Your copy of the material below should match it exactly, except that it holds no pictures.
++++ Supplied records
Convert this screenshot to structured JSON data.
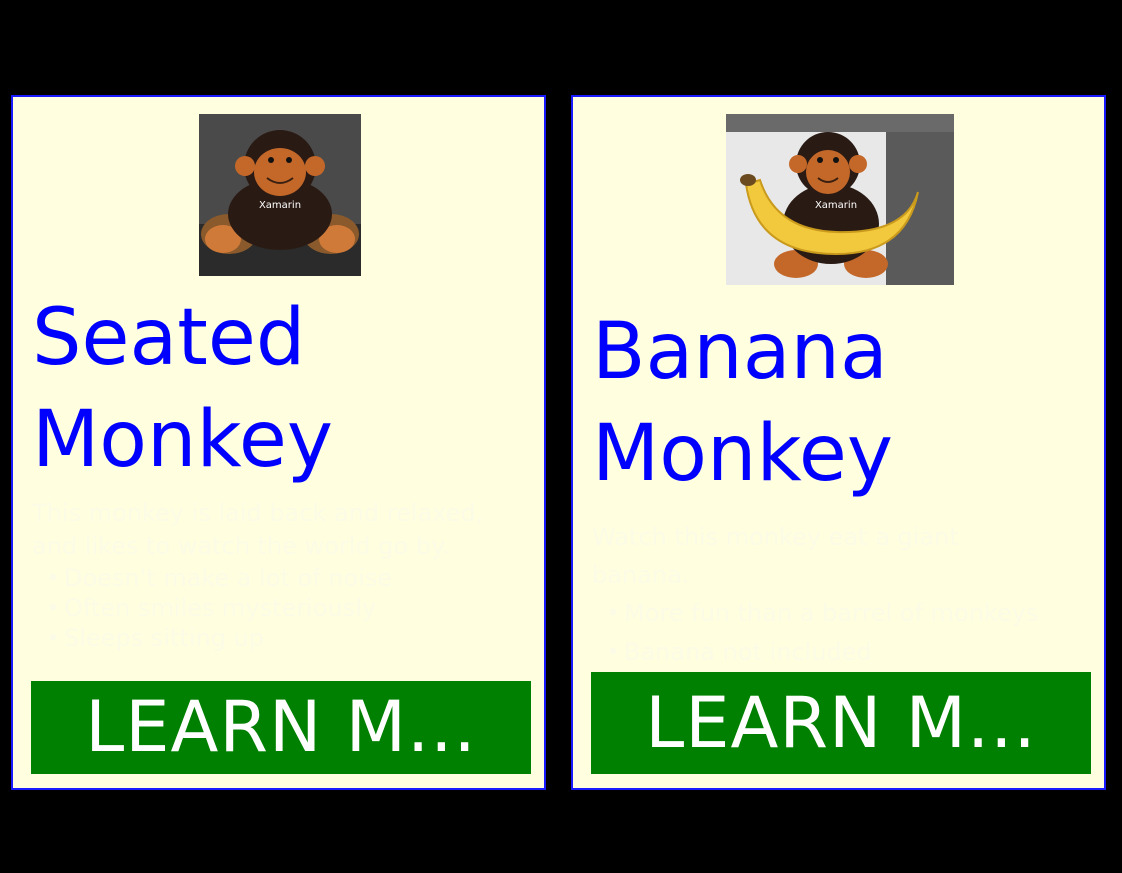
{
  "cards": [
    {
      "title": "Seated\nMonkey",
      "description": "This monkey is laid back and relaxed, and likes to watch the world go by.",
      "bullets": [
        "Doesn't make a lot of noise",
        "Often smiles mysteriously",
        "Sleeps sitting up"
      ],
      "button_label": "LEARN M...",
      "image_shirt_text": "Xamarin"
    },
    {
      "title": "Banana\nMonkey",
      "description": "Watch this monkey eat a giant banana.",
      "bullets": [
        "More fun than a barrel of monkeys",
        "Banana not included"
      ],
      "button_label": "LEARN M...",
      "image_shirt_text": "Xamarin"
    }
  ],
  "colors": {
    "background": "#000000",
    "card_background": "#ffffe0",
    "card_border": "#1a1aff",
    "title": "#0000ff",
    "button_background": "#008000",
    "button_text": "#ffffff"
  }
}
++++++++
### Solution
Convert this screenshot to structured JSON data.
{
  "cards": [
    {
      "title": "Seated\nMonkey",
      "description": "This monkey is laid back and relaxed, and likes to watch the world go by.",
      "bullets": [
        "Doesn't make a lot of noise",
        "Often smiles mysteriously",
        "Sleeps sitting up"
      ],
      "button_label": "LEARN M...",
      "image_shirt_text": "Xamarin"
    },
    {
      "title": "Banana\nMonkey",
      "description": "Watch this monkey eat a giant banana.",
      "bullets": [
        "More fun than a barrel of monkeys",
        "Banana not included"
      ],
      "button_label": "LEARN M...",
      "image_shirt_text": "Xamarin"
    }
  ],
  "colors": {
    "background": "#000000",
    "card_background": "#ffffe0",
    "card_border": "#1a1aff",
    "title": "#0000ff",
    "button_background": "#008000",
    "button_text": "#ffffff"
  }
}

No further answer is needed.